*GIVEN TASK*
Give only the number of lines that hold the word "citizens".

[Data records]
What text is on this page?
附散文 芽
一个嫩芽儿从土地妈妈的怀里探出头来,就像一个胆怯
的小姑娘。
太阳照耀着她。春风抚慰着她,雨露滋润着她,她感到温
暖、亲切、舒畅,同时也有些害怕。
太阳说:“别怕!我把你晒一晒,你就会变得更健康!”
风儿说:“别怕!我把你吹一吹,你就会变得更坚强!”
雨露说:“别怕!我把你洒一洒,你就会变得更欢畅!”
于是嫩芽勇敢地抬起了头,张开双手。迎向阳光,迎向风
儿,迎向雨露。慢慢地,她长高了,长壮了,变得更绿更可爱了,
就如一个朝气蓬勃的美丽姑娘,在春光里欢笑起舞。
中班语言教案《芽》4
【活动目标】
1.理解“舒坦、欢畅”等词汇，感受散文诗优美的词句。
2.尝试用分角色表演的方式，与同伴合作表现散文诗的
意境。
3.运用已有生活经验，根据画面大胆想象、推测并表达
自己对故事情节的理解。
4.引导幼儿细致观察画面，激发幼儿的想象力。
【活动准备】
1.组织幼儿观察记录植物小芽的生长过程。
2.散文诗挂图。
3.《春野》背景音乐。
--
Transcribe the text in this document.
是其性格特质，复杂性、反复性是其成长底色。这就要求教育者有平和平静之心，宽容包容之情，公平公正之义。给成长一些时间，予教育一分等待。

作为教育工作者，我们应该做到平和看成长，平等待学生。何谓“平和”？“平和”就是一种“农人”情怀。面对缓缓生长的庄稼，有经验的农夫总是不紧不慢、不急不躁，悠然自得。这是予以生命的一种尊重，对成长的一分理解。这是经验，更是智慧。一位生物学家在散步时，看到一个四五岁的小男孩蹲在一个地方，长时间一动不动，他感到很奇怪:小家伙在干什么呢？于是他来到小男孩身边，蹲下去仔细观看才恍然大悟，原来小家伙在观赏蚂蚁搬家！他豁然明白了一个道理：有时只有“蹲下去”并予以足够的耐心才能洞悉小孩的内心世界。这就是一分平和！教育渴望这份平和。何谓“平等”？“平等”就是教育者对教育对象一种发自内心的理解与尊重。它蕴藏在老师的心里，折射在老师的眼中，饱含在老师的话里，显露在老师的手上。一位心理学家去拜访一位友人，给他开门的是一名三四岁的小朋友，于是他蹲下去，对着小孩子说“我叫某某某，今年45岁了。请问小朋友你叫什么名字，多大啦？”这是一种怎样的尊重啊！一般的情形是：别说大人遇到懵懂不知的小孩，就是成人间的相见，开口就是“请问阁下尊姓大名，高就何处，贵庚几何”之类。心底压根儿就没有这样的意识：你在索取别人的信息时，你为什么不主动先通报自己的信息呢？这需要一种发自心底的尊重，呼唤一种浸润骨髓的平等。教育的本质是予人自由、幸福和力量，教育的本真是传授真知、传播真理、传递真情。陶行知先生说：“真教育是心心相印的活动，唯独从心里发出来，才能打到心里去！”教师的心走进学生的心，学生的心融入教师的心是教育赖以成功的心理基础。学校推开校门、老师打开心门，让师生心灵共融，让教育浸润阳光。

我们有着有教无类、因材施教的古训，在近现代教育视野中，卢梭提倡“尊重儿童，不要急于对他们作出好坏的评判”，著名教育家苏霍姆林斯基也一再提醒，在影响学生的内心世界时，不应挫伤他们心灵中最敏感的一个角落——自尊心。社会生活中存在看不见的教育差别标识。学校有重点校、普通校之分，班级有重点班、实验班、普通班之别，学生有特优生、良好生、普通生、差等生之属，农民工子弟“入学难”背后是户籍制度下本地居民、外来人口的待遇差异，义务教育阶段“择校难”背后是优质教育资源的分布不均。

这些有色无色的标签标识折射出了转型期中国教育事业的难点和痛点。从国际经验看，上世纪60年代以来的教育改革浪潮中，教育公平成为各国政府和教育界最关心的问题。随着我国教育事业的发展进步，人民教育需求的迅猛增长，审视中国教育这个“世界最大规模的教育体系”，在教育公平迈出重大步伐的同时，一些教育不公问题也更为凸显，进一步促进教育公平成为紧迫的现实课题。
==
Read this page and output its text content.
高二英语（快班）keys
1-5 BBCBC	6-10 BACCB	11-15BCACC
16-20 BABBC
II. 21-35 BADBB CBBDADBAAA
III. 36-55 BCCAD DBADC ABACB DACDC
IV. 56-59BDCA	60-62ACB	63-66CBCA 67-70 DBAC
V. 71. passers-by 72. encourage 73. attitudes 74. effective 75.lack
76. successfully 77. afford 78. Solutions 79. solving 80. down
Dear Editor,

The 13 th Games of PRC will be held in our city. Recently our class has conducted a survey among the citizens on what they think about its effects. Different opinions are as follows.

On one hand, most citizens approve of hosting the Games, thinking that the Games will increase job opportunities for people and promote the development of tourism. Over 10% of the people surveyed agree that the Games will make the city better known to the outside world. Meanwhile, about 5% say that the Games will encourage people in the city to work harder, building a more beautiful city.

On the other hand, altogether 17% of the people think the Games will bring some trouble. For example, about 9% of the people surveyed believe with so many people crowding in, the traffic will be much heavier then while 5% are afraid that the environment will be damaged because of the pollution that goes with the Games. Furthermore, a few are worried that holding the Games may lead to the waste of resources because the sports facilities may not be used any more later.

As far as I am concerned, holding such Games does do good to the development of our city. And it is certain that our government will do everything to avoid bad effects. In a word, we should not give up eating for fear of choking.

*FINISHED ANSWER*
2